*The task*
Extract all of the data and reproduce it precisely.
The data start
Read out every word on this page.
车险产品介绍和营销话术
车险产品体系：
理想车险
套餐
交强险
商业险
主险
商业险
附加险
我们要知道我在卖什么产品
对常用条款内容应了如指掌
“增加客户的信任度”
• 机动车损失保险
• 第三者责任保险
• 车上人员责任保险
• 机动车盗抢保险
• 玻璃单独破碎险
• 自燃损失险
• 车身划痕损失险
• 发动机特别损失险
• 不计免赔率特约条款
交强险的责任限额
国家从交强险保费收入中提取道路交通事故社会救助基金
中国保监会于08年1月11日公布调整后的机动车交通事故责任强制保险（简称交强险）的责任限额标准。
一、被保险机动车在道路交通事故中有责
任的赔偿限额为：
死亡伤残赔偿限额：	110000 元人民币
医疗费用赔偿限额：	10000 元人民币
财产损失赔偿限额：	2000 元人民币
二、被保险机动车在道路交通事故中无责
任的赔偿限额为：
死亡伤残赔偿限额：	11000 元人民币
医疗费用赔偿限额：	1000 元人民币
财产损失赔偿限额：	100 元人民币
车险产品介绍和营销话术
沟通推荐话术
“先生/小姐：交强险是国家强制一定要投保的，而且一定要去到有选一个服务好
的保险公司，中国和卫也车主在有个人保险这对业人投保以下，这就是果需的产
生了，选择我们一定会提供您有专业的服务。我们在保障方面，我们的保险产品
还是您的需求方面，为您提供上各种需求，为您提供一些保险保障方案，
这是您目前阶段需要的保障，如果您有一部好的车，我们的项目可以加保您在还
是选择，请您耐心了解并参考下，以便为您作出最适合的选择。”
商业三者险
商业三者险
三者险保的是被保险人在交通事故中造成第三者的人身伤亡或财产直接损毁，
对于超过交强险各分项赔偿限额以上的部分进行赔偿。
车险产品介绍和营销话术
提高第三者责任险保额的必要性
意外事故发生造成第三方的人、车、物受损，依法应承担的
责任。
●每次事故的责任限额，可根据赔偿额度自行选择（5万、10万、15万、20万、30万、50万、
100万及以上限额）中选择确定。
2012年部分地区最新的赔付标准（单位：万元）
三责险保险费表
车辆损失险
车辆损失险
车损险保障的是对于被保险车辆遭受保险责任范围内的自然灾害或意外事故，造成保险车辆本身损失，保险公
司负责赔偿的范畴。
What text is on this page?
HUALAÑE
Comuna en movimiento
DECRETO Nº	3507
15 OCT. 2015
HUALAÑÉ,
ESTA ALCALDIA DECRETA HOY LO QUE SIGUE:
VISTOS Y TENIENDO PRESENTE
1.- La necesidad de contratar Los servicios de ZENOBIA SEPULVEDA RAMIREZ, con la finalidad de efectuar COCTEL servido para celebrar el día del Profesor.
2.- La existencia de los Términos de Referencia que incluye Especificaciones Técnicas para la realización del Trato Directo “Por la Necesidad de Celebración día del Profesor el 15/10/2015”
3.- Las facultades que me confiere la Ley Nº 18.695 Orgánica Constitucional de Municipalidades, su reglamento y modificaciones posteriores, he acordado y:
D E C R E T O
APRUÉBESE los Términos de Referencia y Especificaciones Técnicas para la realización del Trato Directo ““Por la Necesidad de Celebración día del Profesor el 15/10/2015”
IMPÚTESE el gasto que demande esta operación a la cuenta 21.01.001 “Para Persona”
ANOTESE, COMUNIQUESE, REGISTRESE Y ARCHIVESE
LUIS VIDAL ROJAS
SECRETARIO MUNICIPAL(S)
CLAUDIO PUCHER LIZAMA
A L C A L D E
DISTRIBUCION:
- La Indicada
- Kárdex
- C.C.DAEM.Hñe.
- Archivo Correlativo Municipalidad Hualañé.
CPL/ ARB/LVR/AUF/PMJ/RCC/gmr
The data end
*Output for this task*
Read out every word on this page.
车险产品介绍和营销话术
车险产品体系：
理想车险
套餐
交强险
商业险
主险
商业险
附加险
我们要知道我在卖什么产品
对常用条款内容应了如指掌
“增加客户的信任度”
• 机动车损失保险
• 第三者责任保险
• 车上人员责任保险
• 机动车盗抢保险
• 玻璃单独破碎险
• 自燃损失险
• 车身划痕损失险
• 发动机特别损失险
• 不计免赔率特约条款
交强险的责任限额
国家从交强险保费收入中提取道路交通事故社会救助基金
中国保监会于08年1月11日公布调整后的机动车交通事故责任强制保险（简称交强险）的责任限额标准。
一、被保险机动车在道路交通事故中有责
任的赔偿限额为：
死亡伤残赔偿限额：	110000 元人民币
医疗费用赔偿限额：	10000 元人民币
财产损失赔偿限额：	2000 元人民币
二、被保险机动车在道路交通事故中无责
任的赔偿限额为：
死亡伤残赔偿限额：	11000 元人民币
医疗费用赔偿限额：	1000 元人民币
财产损失赔偿限额：	100 元人民币
车险产品介绍和营销话术
沟通推荐话术
“先生/小姐：交强险是国家强制一定要投保的，而且一定要去到有选一个服务好
的保险公司，中国和卫也车主在有个人保险这对业人投保以下，这就是果需的产
生了，选择我们一定会提供您有专业的服务。我们在保障方面，我们的保险产品
还是您的需求方面，为您提供上各种需求，为您提供一些保险保障方案，
这是您目前阶段需要的保障，如果您有一部好的车，我们的项目可以加保您在还
是选择，请您耐心了解并参考下，以便为您作出最适合的选择。”
商业三者险
商业三者险
三者险保的是被保险人在交通事故中造成第三者的人身伤亡或财产直接损毁，
对于超过交强险各分项赔偿限额以上的部分进行赔偿。
车险产品介绍和营销话术
提高第三者责任险保额的必要性
意外事故发生造成第三方的人、车、物受损，依法应承担的
责任。
●每次事故的责任限额，可根据赔偿额度自行选择（5万、10万、15万、20万、30万、50万、
100万及以上限额）中选择确定。
2012年部分地区最新的赔付标准（单位：万元）
三责险保险费表
车辆损失险
车辆损失险
车损险保障的是对于被保险车辆遭受保险责任范围内的自然灾害或意外事故，造成保险车辆本身损失，保险公
司负责赔偿的范畴。
What text is on this page?
HUALAÑE
Comuna en movimiento
DECRETO Nº	3507
15 OCT. 2015
HUALAÑÉ,
ESTA ALCALDIA DECRETA HOY LO QUE SIGUE:
VISTOS Y TENIENDO PRESENTE
1.- La necesidad de contratar Los servicios de ZENOBIA SEPULVEDA RAMIREZ, con la finalidad de efectuar COCTEL servido para celebrar el día del Profesor.
2.- La existencia de los Términos de Referencia que incluye Especificaciones Técnicas para la realización del Trato Directo “Por la Necesidad de Celebración día del Profesor el 15/10/2015”
3.- Las facultades que me confiere la Ley Nº 18.695 Orgánica Constitucional de Municipalidades, su reglamento y modificaciones posteriores, he acordado y:
D E C R E T O
APRUÉBESE los Términos de Referencia y Especificaciones Técnicas para la realización del Trato Directo ““Por la Necesidad de Celebración día del Profesor el 15/10/2015”
IMPÚTESE el gasto que demande esta operación a la cuenta 21.01.001 “Para Persona”
ANOTESE, COMUNIQUESE, REGISTRESE Y ARCHIVESE
LUIS VIDAL ROJAS
SECRETARIO MUNICIPAL(S)
CLAUDIO PUCHER LIZAMA
A L C A L D E
DISTRIBUCION:
- La Indicada
- Kárdex
- C.C.DAEM.Hñe.
- Archivo Correlativo Municipalidad Hualañé.
CPL/ ARB/LVR/AUF/PMJ/RCC/gmr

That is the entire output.